*EXERCISE BRIEF:* Pictures do not belong in the copy; restate the records below word for word.
---
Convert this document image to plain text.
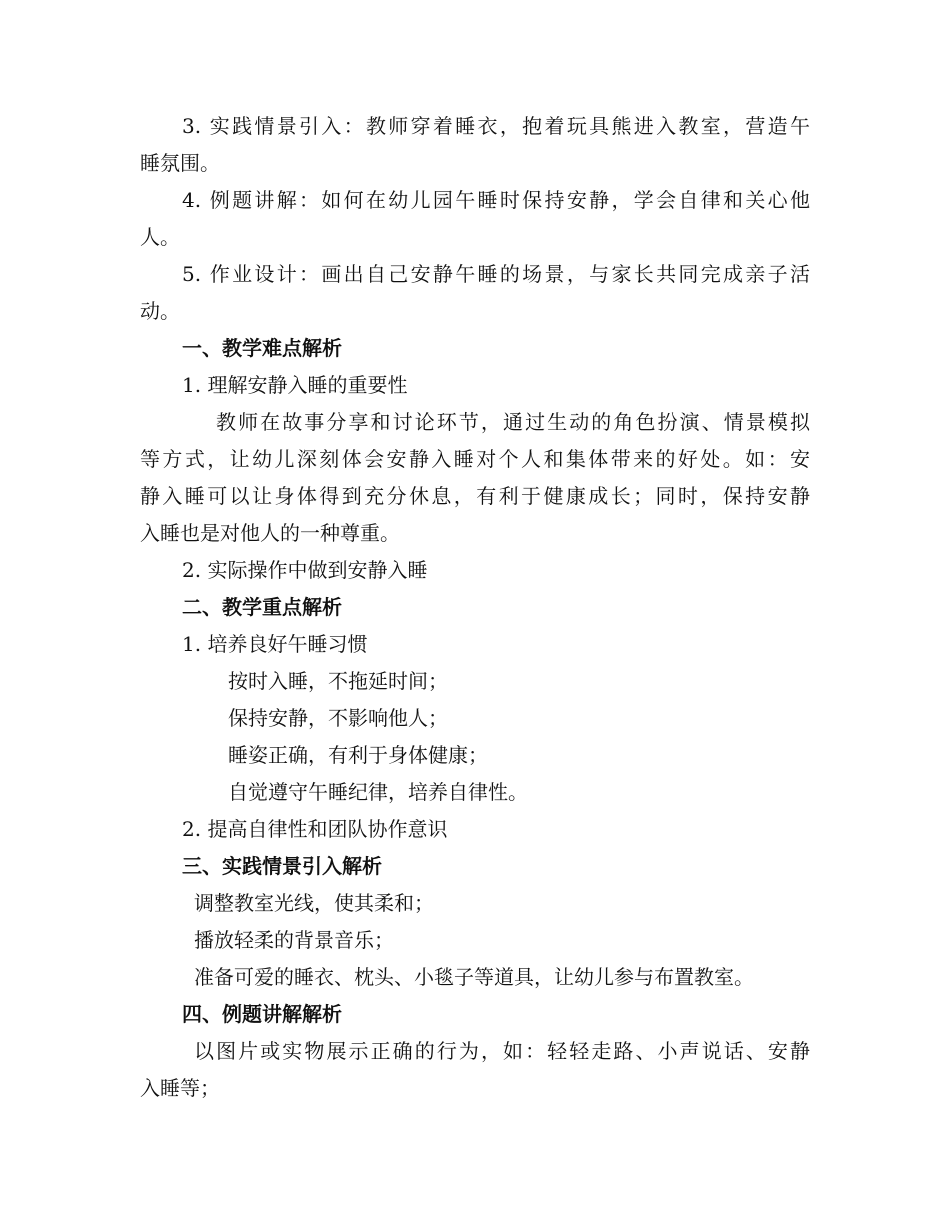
3. 实践情景引入：教师穿着睡衣，抱着玩具熊进入教室，营造午
睡氛围。
4. 例题讲解：如何在幼儿园午睡时保持安静，学会自律和关心他
人。
5. 作业设计：画出自己安静午睡的场景，与家长共同完成亲子活
动。
一、教学难点解析
1. 理解安静入睡的重要性
教师在故事分享和讨论环节，通过生动的角色扮演、情景模拟
等方式，让幼儿深刻体会安静入睡对个人和集体带来的好处。如：安
静入睡可以让身体得到充分休息，有利于健康成长；同时，保持安静
入睡也是对他人的一种尊重。
2. 实际操作中做到安静入睡
二、教学重点解析
1. 培养良好午睡习惯
按时入睡，不拖延时间；
保持安静，不影响他人；
睡姿正确，有利于身体健康；
自觉遵守午睡纪律，培养自律性。
2. 提高自律性和团队协作意识
三、实践情景引入解析
调整教室光线，使其柔和；
播放轻柔的背景音乐；
准备可爱的睡衣、枕头、小毯子等道具，让幼儿参与布置教室。
四、例题讲解解析
以图片或实物展示正确的行为，如：轻轻走路、小声说话、安静
入睡等；
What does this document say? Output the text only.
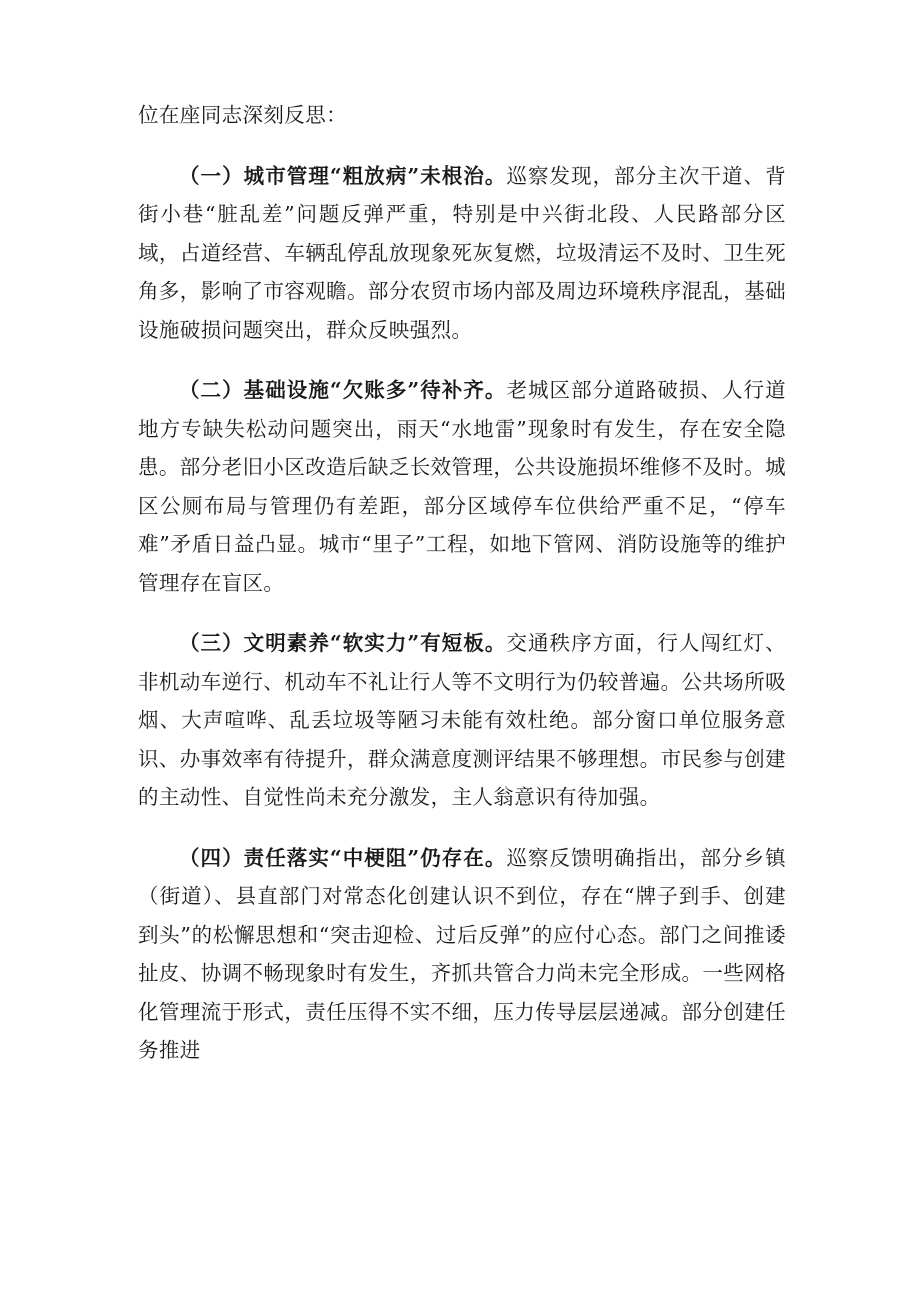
位在座同志深刻反思：

（一）城市管理“粗放病”未根治。巡察发现，部分主次干道、背街小巷“脏乱差”问题反弹严重，特别是中兴街北段、人民路部分区域，占道经营、车辆乱停乱放现象死灰复燃，垃圾清运不及时、卫生死角多，影响了市容观瞻。部分农贸市场内部及周边环境秩序混乱，基础设施破损问题突出，群众反映强烈。

（二）基础设施“欠账多”待补齐。老城区部分道路破损、人行道地方专缺失松动问题突出，雨天“水地雷”现象时有发生，存在安全隐患。部分老旧小区改造后缺乏长效管理，公共设施损坏维修不及时。城区公厕布局与管理仍有差距，部分区域停车位供给严重不足，“停车难”矛盾日益凸显。城市“里子”工程，如地下管网、消防设施等的维护管理存在盲区。

（三）文明素养“软实力”有短板。交通秩序方面，行人闯红灯、非机动车逆行、机动车不礼让行人等不文明行为仍较普遍。公共场所吸烟、大声喧哗、乱丢垃圾等陋习未能有效杜绝。部分窗口单位服务意识、办事效率有待提升，群众满意度测评结果不够理想。市民参与创建的主动性、自觉性尚未充分激发，主人翁意识有待加强。

（四）责任落实“中梗阻”仍存在。巡察反馈明确指出，部分乡镇（街道）、县直部门对常态化创建认识不到位，存在“牌子到手、创建到头”的松懈思想和“突击迎检、过后反弹”的应付心态。部门之间推诿扯皮、协调不畅现象时有发生，齐抓共管合力尚未完全形成。一些网格化管理流于形式，责任压得不实不细，压力传导层层递减。部分创建任务推进
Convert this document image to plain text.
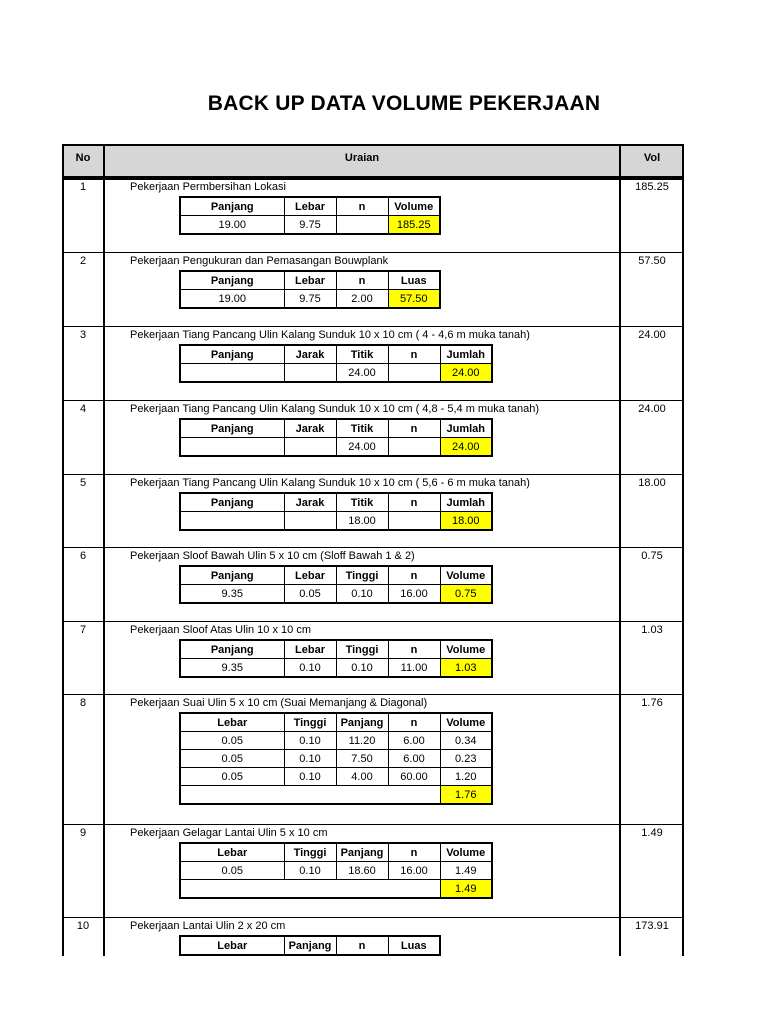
BACK UP DATA VOLUME PEKERJAAN
No	Uraian	Vol
1	Pekerjaan Permbersihan Lokasi	185.25
Panjang	Lebar	n	Volume
19.00	9.75		185.25
2	Pekerjaan Pengukuran dan Pemasangan Bouwplank	57.50
Panjang	Lebar	n	Luas
19.00	9.75	2.00	57.50
3	Pekerjaan Tiang Pancang Ulin Kalang Sunduk 10 x 10 cm ( 4 - 4,6 m muka tanah)	24.00
Panjang	Jarak	Titik	n	Jumlah
		24.00		24.00
4	Pekerjaan Tiang Pancang Ulin Kalang Sunduk 10 x 10 cm ( 4,8 - 5,4 m muka tanah)	24.00
Panjang	Jarak	Titik	n	Jumlah
		24.00		24.00
5	Pekerjaan Tiang Pancang Ulin Kalang Sunduk 10 x 10 cm ( 5,6 - 6 m muka tanah)	18.00
Panjang	Jarak	Titik	n	Jumlah
		18.00		18.00
6	Pekerjaan Sloof Bawah Ulin 5 x 10 cm (Sloff Bawah 1 & 2)	0.75
Panjang	Lebar	Tinggi	n	Volume
9.35	0.05	0.10	16.00	0.75
7	Pekerjaan Sloof Atas Ulin 10 x 10 cm	1.03
Panjang	Lebar	Tinggi	n	Volume
9.35	0.10	0.10	11.00	1.03
8	Pekerjaan Suai Ulin 5 x 10 cm (Suai Memanjang & Diagonal)	1.76
Lebar	Tinggi	Panjang	n	Volume
0.05	0.10	11.20	6.00	0.34
0.05	0.10	7.50	6.00	0.23
0.05	0.10	4.00	60.00	1.20
				1.76
9	Pekerjaan Gelagar Lantai Ulin 5 x 10 cm	1.49
Lebar	Tinggi	Panjang	n	Volume
0.05	0.10	18.60	16.00	1.49
				1.49
10	Pekerjaan Lantai Ulin 2 x 20 cm	173.91
Lebar	Panjang	n	Luas
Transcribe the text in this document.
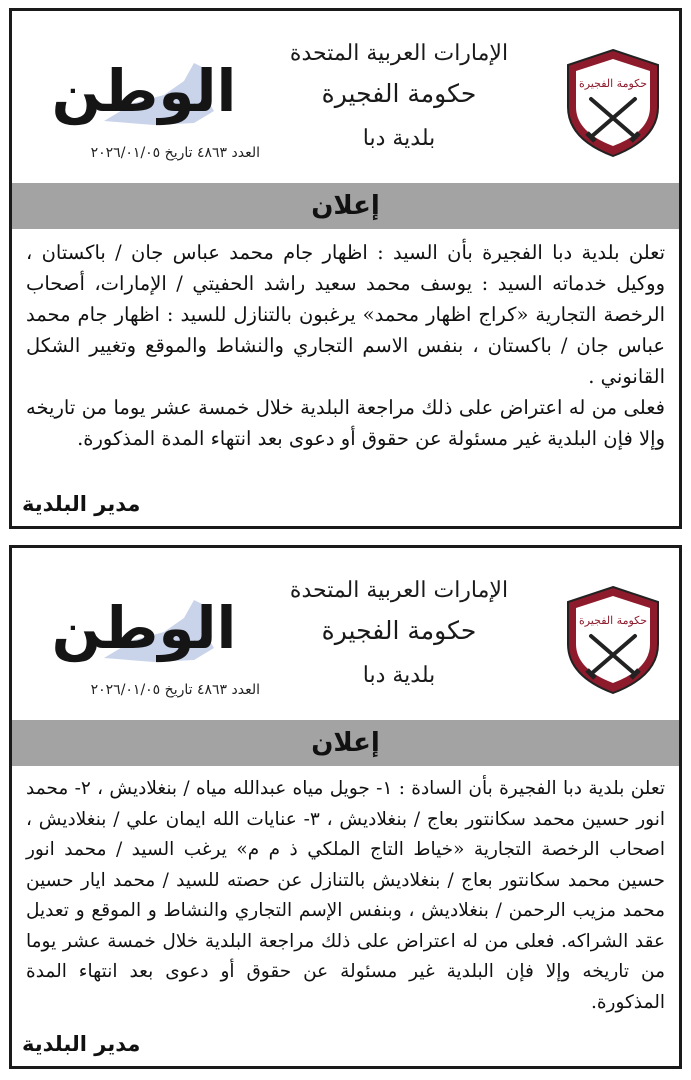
حكومة الفجيرة
الإمارات العربية المتحدة
حكومة الفجيرة
بلدية دبا
الوطن
العدد ٤٨٦٣ تاريخ ٢٠٢٦/٠١/٠٥
إعلان

تعلن بلدية دبا الفجيرة بأن السيد : اظهار جام محمد عباس جان / باكستان ، ووكيل خدماته السيد : يوسف محمد سعيد راشد الحفيتي / الإمارات، أصحاب الرخصة التجارية «كراج اظهار محمد» يرغبون بالتنازل للسيد : اظهار جام محمد عباس جان / باكستان ، بنفس الاسم التجاري والنشاط والموقع وتغيير الشكل القانوني .

فعلى من له اعتراض على ذلك مراجعة البلدية خلال خمسة عشر يوما من تاريخه وإلا فإن البلدية غير مسئولة عن حقوق أو دعوى بعد انتهاء المدة المذكورة.

مدير البلدية
حكومة الفجيرة
الإمارات العربية المتحدة
حكومة الفجيرة
بلدية دبا
الوطن
العدد ٤٨٦٣ تاريخ ٢٠٢٦/٠١/٠٥
إعلان

تعلن بلدية دبا الفجيرة بأن السادة : ١- جويل مياه عبدالله مياه / بنغلاديش ، ٢- محمد انور حسين محمد سكانتور بعاج / بنغلاديش ، ٣- عنايات الله ايمان علي / بنغلاديش ، اصحاب الرخصة التجارية «خياط التاج الملكي ذ م م» يرغب السيد / محمد انور حسين محمد سكانتور بعاج / بنغلاديش بالتنازل عن حصته للسيد / محمد ايار حسين محمد مزيب الرحمن / بنغلاديش ، وبنفس الإسم التجاري والنشاط و الموقع و تعديل عقد الشراكه. فعلى من له اعتراض على ذلك مراجعة البلدية خلال خمسة عشر يوما من تاريخه وإلا فإن البلدية غير مسئولة عن حقوق أو دعوى بعد انتهاء المدة المذكورة.

مدير البلدية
---
*EXERCISE OUTPUT:*
Convert this document image to plain text.
3. 实践情景引入：教师穿着睡衣，抱着玩具熊进入教室，营造午
睡氛围。
4. 例题讲解：如何在幼儿园午睡时保持安静，学会自律和关心他
人。
5. 作业设计：画出自己安静午睡的场景，与家长共同完成亲子活
动。
一、教学难点解析
1. 理解安静入睡的重要性
教师在故事分享和讨论环节，通过生动的角色扮演、情景模拟
等方式，让幼儿深刻体会安静入睡对个人和集体带来的好处。如：安
静入睡可以让身体得到充分休息，有利于健康成长；同时，保持安静
入睡也是对他人的一种尊重。
2. 实际操作中做到安静入睡
二、教学重点解析
1. 培养良好午睡习惯
按时入睡，不拖延时间；
保持安静，不影响他人；
睡姿正确，有利于身体健康；
自觉遵守午睡纪律，培养自律性。
2. 提高自律性和团队协作意识
三、实践情景引入解析
调整教室光线，使其柔和；
播放轻柔的背景音乐；
准备可爱的睡衣、枕头、小毯子等道具，让幼儿参与布置教室。
四、例题讲解解析
以图片或实物展示正确的行为，如：轻轻走路、小声说话、安静
入睡等；
What does this document say? Output the text only.
位在座同志深刻反思：

（一）城市管理“粗放病”未根治。巡察发现，部分主次干道、背街小巷“脏乱差”问题反弹严重，特别是中兴街北段、人民路部分区域，占道经营、车辆乱停乱放现象死灰复燃，垃圾清运不及时、卫生死角多，影响了市容观瞻。部分农贸市场内部及周边环境秩序混乱，基础设施破损问题突出，群众反映强烈。

（二）基础设施“欠账多”待补齐。老城区部分道路破损、人行道地方专缺失松动问题突出，雨天“水地雷”现象时有发生，存在安全隐患。部分老旧小区改造后缺乏长效管理，公共设施损坏维修不及时。城区公厕布局与管理仍有差距，部分区域停车位供给严重不足，“停车难”矛盾日益凸显。城市“里子”工程，如地下管网、消防设施等的维护管理存在盲区。

（三）文明素养“软实力”有短板。交通秩序方面，行人闯红灯、非机动车逆行、机动车不礼让行人等不文明行为仍较普遍。公共场所吸烟、大声喧哗、乱丢垃圾等陋习未能有效杜绝。部分窗口单位服务意识、办事效率有待提升，群众满意度测评结果不够理想。市民参与创建的主动性、自觉性尚未充分激发，主人翁意识有待加强。

（四）责任落实“中梗阻”仍存在。巡察反馈明确指出，部分乡镇（街道）、县直部门对常态化创建认识不到位，存在“牌子到手、创建到头”的松懈思想和“突击迎检、过后反弹”的应付心态。部门之间推诿扯皮、协调不畅现象时有发生，齐抓共管合力尚未完全形成。一些网格化管理流于形式，责任压得不实不细，压力传导层层递减。部分创建任务推进
Convert this document image to plain text.
BACK UP DATA VOLUME PEKERJAAN
No	Uraian	Vol
1	Pekerjaan Permbersihan Lokasi	185.25
Panjang	Lebar	n	Volume
19.00	9.75		185.25
2	Pekerjaan Pengukuran dan Pemasangan Bouwplank	57.50
Panjang	Lebar	n	Luas
19.00	9.75	2.00	57.50
3	Pekerjaan Tiang Pancang Ulin Kalang Sunduk 10 x 10 cm ( 4 - 4,6 m muka tanah)	24.00
Panjang	Jarak	Titik	n	Jumlah
		24.00		24.00
4	Pekerjaan Tiang Pancang Ulin Kalang Sunduk 10 x 10 cm ( 4,8 - 5,4 m muka tanah)	24.00
Panjang	Jarak	Titik	n	Jumlah
		24.00		24.00
5	Pekerjaan Tiang Pancang Ulin Kalang Sunduk 10 x 10 cm ( 5,6 - 6 m muka tanah)	18.00
Panjang	Jarak	Titik	n	Jumlah
		18.00		18.00
6	Pekerjaan Sloof Bawah Ulin 5 x 10 cm (Sloff Bawah 1 & 2)	0.75
Panjang	Lebar	Tinggi	n	Volume
9.35	0.05	0.10	16.00	0.75
7	Pekerjaan Sloof Atas Ulin 10 x 10 cm	1.03
Panjang	Lebar	Tinggi	n	Volume
9.35	0.10	0.10	11.00	1.03
8	Pekerjaan Suai Ulin 5 x 10 cm (Suai Memanjang & Diagonal)	1.76
Lebar	Tinggi	Panjang	n	Volume
0.05	0.10	11.20	6.00	0.34
0.05	0.10	7.50	6.00	0.23
0.05	0.10	4.00	60.00	1.20
				1.76
9	Pekerjaan Gelagar Lantai Ulin 5 x 10 cm	1.49
Lebar	Tinggi	Panjang	n	Volume
0.05	0.10	18.60	16.00	1.49
				1.49
10	Pekerjaan Lantai Ulin 2 x 20 cm	173.91
Lebar	Panjang	n	Luas
Transcribe the text in this document.
حكومة الفجيرة
الإمارات العربية المتحدة
حكومة الفجيرة
بلدية دبا
الوطن
العدد ٤٨٦٣ تاريخ ٢٠٢٦/٠١/٠٥
إعلان

تعلن بلدية دبا الفجيرة بأن السيد : اظهار جام محمد عباس جان / باكستان ، ووكيل خدماته السيد : يوسف محمد سعيد راشد الحفيتي / الإمارات، أصحاب الرخصة التجارية «كراج اظهار محمد» يرغبون بالتنازل للسيد : اظهار جام محمد عباس جان / باكستان ، بنفس الاسم التجاري والنشاط والموقع وتغيير الشكل القانوني .

فعلى من له اعتراض على ذلك مراجعة البلدية خلال خمسة عشر يوما من تاريخه وإلا فإن البلدية غير مسئولة عن حقوق أو دعوى بعد انتهاء المدة المذكورة.

مدير البلدية
حكومة الفجيرة
الإمارات العربية المتحدة
حكومة الفجيرة
بلدية دبا
الوطن
العدد ٤٨٦٣ تاريخ ٢٠٢٦/٠١/٠٥
إعلان

تعلن بلدية دبا الفجيرة بأن السادة : ١- جويل مياه عبدالله مياه / بنغلاديش ، ٢- محمد انور حسين محمد سكانتور بعاج / بنغلاديش ، ٣- عنايات الله ايمان علي / بنغلاديش ، اصحاب الرخصة التجارية «خياط التاج الملكي ذ م م» يرغب السيد / محمد انور حسين محمد سكانتور بعاج / بنغلاديش بالتنازل عن حصته للسيد / محمد ايار حسين محمد مزيب الرحمن / بنغلاديش ، وبنفس الإسم التجاري والنشاط و الموقع و تعديل عقد الشراكه. فعلى من له اعتراض على ذلك مراجعة البلدية خلال خمسة عشر يوما من تاريخه وإلا فإن البلدية غير مسئولة عن حقوق أو دعوى بعد انتهاء المدة المذكورة.

مدير البلدية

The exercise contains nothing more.